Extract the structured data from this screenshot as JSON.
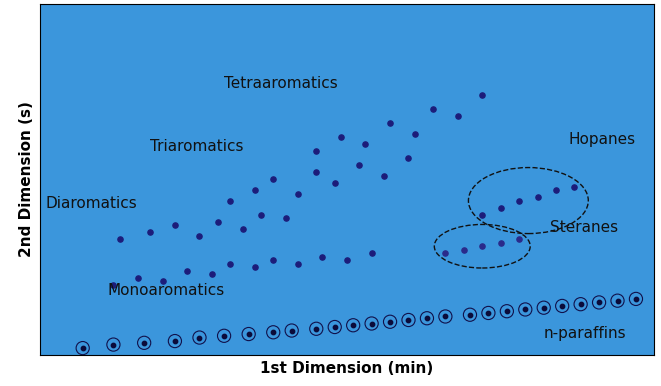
{
  "chart_data": {
    "type": "scatter",
    "x_label": "1st Dimension (min)",
    "y_label": "2nd Dimension (s)",
    "xlim": [
      0,
      100
    ],
    "ylim": [
      0,
      100
    ],
    "xticks": [],
    "yticks": [],
    "tick_labels": false,
    "grid": false,
    "series": [
      {
        "group": "n-paraffins",
        "color": "#0b0b3a",
        "marker": "ring",
        "x": [
          7,
          12,
          17,
          22,
          26,
          30,
          34,
          38,
          41,
          45,
          48,
          51,
          54,
          57,
          60,
          63,
          66,
          70,
          73,
          76,
          79,
          82,
          85,
          88,
          91,
          94,
          97
        ],
        "values": [
          2,
          3,
          3.5,
          4,
          5,
          5.5,
          6,
          6.5,
          7,
          7.5,
          8,
          8.5,
          9,
          9.5,
          10,
          10.5,
          11,
          11.5,
          12,
          12.5,
          13,
          13.5,
          14,
          14.5,
          15,
          15.5,
          16
        ]
      },
      {
        "group": "Monoaromatics",
        "color": "#1c1c7a",
        "marker": "o",
        "x": [
          12,
          16,
          20,
          24,
          28,
          31,
          35,
          38,
          42,
          46,
          50,
          54
        ],
        "values": [
          20,
          22,
          21,
          24,
          23,
          26,
          25,
          27,
          26,
          28,
          27,
          29
        ]
      },
      {
        "group": "Diaromatics",
        "color": "#1c1c7a",
        "marker": "o",
        "x": [
          13,
          18,
          22,
          26,
          29,
          33,
          36,
          40
        ],
        "values": [
          33,
          35,
          37,
          34,
          38,
          36,
          40,
          39
        ]
      },
      {
        "group": "Triaromatics",
        "color": "#1c1c7a",
        "marker": "o",
        "x": [
          31,
          35,
          38,
          42,
          45,
          48,
          52,
          56,
          60
        ],
        "values": [
          44,
          47,
          50,
          46,
          52,
          49,
          54,
          51,
          56
        ]
      },
      {
        "group": "Tetraaromatics",
        "color": "#1c1c7a",
        "marker": "o",
        "x": [
          45,
          49,
          53,
          57,
          61,
          64,
          68,
          72
        ],
        "values": [
          58,
          62,
          60,
          66,
          63,
          70,
          68,
          74
        ]
      },
      {
        "group": "Hopanes",
        "color": "#1c1c7a",
        "marker": "o",
        "line_style": "dashed",
        "x": [
          72,
          75,
          78,
          81,
          84,
          87
        ],
        "values": [
          40,
          42,
          44,
          45,
          47,
          48
        ]
      },
      {
        "group": "Steranes",
        "color": "#2a2a8a",
        "marker": "o",
        "line_style": "dashed",
        "x": [
          66,
          69,
          72,
          75,
          78
        ],
        "values": [
          29,
          30,
          31,
          32,
          33
        ]
      }
    ],
    "annotations": [
      {
        "text": "Tetraaromatics",
        "x": 30,
        "y": 76
      },
      {
        "text": "Triaromatics",
        "x": 18,
        "y": 58
      },
      {
        "text": "Diaromatics",
        "x": 1,
        "y": 42
      },
      {
        "text": "Monoaromatics",
        "x": 11,
        "y": 17
      },
      {
        "text": "Hopanes",
        "x": 86,
        "y": 60
      },
      {
        "text": "Steranes",
        "x": 83,
        "y": 35
      },
      {
        "text": "n-paraffins",
        "x": 82,
        "y": 5
      }
    ]
  }
}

- Goal -
Provide only the count of lines in the material above that hold the word "text".

- Answer for the task -
7